Lines of data

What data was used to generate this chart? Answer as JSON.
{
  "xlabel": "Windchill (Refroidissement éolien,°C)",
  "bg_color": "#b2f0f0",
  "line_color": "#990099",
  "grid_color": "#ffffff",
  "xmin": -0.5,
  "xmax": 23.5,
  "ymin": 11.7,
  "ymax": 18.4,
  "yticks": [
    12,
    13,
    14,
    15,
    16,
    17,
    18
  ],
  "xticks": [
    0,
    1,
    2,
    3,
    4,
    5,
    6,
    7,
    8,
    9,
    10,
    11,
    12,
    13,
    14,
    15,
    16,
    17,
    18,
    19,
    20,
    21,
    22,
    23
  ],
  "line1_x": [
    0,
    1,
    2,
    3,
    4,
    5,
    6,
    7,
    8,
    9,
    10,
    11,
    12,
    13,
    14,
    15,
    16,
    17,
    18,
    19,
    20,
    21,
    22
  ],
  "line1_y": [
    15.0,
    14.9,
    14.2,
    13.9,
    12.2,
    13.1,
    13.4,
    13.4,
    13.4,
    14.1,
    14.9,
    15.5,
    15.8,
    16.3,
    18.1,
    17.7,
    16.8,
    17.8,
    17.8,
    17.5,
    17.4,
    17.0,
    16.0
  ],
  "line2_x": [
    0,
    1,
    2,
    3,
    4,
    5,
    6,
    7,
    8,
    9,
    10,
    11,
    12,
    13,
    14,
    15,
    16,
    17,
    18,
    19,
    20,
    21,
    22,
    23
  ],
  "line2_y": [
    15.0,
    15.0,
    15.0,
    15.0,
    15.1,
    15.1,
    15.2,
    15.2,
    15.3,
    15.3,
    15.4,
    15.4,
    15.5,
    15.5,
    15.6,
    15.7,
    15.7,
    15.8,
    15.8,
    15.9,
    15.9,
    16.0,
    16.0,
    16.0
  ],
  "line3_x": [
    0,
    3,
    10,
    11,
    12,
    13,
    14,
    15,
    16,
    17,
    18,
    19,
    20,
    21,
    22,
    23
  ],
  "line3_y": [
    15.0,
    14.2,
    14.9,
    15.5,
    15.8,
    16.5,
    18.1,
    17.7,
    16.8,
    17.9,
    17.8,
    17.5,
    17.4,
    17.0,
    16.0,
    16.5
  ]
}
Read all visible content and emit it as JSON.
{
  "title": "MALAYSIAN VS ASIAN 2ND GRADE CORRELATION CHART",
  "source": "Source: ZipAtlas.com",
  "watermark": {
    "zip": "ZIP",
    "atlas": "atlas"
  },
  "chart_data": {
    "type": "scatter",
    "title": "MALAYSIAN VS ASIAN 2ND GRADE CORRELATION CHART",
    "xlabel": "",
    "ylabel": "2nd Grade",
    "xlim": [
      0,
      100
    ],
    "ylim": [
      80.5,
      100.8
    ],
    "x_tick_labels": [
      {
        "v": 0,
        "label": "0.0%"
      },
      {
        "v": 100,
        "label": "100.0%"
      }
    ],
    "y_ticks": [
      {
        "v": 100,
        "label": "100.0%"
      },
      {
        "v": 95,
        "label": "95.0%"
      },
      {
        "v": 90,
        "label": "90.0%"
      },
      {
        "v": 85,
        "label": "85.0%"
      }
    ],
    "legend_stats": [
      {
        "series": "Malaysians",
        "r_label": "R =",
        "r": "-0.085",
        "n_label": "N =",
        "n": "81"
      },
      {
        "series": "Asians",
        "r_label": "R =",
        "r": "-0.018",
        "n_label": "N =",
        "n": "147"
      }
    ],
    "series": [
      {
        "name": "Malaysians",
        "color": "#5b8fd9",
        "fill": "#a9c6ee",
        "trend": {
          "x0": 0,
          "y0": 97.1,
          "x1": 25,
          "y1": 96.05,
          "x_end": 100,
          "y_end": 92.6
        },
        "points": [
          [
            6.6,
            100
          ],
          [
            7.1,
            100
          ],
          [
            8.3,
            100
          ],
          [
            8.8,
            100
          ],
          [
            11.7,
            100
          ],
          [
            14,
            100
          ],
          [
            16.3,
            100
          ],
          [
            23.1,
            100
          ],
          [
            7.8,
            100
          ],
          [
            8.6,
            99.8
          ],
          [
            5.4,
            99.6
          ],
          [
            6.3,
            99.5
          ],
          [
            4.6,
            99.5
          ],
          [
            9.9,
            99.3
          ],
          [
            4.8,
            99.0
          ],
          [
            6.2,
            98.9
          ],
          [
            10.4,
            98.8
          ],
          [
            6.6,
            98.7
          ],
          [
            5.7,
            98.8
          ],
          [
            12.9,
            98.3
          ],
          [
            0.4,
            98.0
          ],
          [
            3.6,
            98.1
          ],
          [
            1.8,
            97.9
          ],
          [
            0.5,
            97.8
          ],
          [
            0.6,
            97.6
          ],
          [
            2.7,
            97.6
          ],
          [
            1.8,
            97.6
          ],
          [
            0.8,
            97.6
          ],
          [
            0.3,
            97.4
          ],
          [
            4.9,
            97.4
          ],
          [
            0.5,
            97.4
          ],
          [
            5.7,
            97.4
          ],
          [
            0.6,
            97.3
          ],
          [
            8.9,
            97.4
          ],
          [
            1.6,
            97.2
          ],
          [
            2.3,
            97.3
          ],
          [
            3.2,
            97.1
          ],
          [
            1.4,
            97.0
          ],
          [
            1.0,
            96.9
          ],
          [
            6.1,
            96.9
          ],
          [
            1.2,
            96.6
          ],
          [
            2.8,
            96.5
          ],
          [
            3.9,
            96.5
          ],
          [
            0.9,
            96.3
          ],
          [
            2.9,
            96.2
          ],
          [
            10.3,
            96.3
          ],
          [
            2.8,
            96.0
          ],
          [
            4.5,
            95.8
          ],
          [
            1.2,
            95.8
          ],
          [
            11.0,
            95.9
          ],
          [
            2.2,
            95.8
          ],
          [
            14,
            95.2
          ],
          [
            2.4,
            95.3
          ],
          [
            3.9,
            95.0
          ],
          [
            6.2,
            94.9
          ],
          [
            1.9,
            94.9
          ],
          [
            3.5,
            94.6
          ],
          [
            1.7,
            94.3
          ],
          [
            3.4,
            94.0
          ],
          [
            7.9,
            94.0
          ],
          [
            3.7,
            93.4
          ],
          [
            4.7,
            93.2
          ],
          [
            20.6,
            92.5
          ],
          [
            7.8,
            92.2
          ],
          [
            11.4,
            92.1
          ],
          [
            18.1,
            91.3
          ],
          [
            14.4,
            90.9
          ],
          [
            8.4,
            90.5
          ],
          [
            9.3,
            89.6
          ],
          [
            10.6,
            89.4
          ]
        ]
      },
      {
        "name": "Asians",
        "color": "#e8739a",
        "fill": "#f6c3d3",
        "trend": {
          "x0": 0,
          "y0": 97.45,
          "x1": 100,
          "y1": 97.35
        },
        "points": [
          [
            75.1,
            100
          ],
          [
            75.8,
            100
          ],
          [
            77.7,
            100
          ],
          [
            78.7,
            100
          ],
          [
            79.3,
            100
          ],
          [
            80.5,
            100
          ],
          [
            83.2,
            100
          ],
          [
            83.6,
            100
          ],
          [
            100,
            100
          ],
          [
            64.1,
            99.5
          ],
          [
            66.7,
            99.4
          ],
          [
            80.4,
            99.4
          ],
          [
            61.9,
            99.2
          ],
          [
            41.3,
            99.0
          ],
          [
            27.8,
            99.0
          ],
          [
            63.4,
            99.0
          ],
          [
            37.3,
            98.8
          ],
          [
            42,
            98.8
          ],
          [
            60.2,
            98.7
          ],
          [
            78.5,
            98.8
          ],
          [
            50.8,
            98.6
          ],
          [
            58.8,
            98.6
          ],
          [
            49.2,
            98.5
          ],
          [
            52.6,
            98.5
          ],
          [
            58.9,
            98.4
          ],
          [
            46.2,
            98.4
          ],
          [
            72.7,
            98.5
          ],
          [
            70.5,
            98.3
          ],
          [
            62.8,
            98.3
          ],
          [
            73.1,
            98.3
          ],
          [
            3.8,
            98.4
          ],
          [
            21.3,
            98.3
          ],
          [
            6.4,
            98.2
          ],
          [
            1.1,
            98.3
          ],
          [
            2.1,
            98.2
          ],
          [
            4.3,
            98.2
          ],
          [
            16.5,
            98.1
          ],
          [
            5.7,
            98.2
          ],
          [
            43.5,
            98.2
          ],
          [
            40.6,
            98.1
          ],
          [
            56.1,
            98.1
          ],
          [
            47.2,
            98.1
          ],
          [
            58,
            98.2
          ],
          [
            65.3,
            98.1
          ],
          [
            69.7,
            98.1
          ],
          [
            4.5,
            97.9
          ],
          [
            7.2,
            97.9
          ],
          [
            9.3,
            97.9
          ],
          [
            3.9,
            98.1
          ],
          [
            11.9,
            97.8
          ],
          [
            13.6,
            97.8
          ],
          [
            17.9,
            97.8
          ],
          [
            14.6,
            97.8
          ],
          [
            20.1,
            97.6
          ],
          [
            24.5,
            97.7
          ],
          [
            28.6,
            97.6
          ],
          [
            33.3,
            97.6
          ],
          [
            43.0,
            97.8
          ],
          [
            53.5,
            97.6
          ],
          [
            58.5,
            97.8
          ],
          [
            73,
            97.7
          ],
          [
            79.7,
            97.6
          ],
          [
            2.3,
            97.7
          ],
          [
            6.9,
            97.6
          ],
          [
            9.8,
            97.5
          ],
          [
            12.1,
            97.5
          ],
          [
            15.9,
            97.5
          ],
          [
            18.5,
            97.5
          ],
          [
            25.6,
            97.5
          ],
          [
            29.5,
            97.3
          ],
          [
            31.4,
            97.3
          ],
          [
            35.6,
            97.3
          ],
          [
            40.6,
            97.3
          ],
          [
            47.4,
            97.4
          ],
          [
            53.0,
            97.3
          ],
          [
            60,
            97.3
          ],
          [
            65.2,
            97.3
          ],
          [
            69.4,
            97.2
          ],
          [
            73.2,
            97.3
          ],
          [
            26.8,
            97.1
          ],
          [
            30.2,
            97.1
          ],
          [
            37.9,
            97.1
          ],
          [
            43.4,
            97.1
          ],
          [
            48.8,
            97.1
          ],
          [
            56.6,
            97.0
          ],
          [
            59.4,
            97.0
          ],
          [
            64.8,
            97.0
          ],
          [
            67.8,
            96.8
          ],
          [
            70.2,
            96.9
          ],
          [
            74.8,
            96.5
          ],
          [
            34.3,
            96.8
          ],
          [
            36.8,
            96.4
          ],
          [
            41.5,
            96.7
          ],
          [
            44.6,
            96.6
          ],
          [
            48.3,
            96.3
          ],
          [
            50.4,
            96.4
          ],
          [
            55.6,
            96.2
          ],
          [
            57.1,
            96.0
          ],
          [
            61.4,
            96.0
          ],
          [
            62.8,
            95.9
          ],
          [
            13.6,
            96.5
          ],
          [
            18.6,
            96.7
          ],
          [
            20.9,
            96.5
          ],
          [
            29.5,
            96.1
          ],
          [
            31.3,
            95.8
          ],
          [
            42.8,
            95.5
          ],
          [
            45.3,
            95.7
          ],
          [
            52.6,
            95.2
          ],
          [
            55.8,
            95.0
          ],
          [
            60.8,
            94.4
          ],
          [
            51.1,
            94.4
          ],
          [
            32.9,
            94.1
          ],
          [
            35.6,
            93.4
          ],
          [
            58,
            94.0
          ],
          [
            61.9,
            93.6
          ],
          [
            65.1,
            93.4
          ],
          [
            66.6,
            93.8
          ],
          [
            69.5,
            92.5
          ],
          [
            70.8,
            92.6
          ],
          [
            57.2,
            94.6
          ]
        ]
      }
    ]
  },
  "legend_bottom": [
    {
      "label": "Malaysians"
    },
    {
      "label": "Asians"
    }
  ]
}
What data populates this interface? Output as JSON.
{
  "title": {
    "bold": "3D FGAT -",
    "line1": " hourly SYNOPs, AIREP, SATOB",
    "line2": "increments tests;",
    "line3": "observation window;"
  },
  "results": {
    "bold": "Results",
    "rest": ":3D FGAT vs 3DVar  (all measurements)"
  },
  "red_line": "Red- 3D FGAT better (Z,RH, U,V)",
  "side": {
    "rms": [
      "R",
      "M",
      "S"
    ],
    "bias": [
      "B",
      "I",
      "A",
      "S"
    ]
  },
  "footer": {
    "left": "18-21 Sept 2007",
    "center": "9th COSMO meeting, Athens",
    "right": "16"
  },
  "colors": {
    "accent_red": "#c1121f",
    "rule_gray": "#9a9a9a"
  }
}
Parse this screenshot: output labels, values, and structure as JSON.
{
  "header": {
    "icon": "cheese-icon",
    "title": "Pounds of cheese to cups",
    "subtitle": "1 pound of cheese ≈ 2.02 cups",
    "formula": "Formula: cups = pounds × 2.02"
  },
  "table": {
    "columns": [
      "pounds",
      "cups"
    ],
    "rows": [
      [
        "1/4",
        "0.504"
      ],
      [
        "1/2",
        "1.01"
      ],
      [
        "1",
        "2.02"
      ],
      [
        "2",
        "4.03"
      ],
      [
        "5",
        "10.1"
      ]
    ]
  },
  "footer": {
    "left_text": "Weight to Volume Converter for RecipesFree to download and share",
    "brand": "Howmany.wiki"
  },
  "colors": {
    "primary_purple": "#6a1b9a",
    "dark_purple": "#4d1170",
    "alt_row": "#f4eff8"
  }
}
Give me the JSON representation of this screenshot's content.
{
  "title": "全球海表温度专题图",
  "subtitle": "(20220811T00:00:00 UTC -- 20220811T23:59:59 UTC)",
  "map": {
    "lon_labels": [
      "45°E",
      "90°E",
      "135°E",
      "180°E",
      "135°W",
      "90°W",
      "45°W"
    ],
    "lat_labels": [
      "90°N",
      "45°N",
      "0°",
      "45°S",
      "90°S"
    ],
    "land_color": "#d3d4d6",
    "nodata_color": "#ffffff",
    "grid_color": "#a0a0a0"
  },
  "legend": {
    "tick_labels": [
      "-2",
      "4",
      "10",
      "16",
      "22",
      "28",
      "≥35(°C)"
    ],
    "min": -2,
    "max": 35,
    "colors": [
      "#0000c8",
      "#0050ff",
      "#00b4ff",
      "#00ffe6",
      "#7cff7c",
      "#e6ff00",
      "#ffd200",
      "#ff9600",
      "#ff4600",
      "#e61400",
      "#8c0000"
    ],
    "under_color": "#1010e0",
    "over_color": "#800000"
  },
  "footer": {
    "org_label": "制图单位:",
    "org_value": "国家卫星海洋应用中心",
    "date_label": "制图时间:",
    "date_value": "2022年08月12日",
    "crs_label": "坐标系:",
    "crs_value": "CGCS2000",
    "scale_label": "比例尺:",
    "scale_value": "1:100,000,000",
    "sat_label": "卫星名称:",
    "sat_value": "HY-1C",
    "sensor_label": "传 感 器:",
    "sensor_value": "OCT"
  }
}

- WHAT THE TASK REQUIRES -
Read through the data and copy every line where "FGAT" shows up.

- THE RESULT -
    "bold": "3D FGAT -",
    "rest": ":3D FGAT vs 3DVar  (all measurements)"
  "red_line": "Red- 3D FGAT better (Z,RH, U,V)",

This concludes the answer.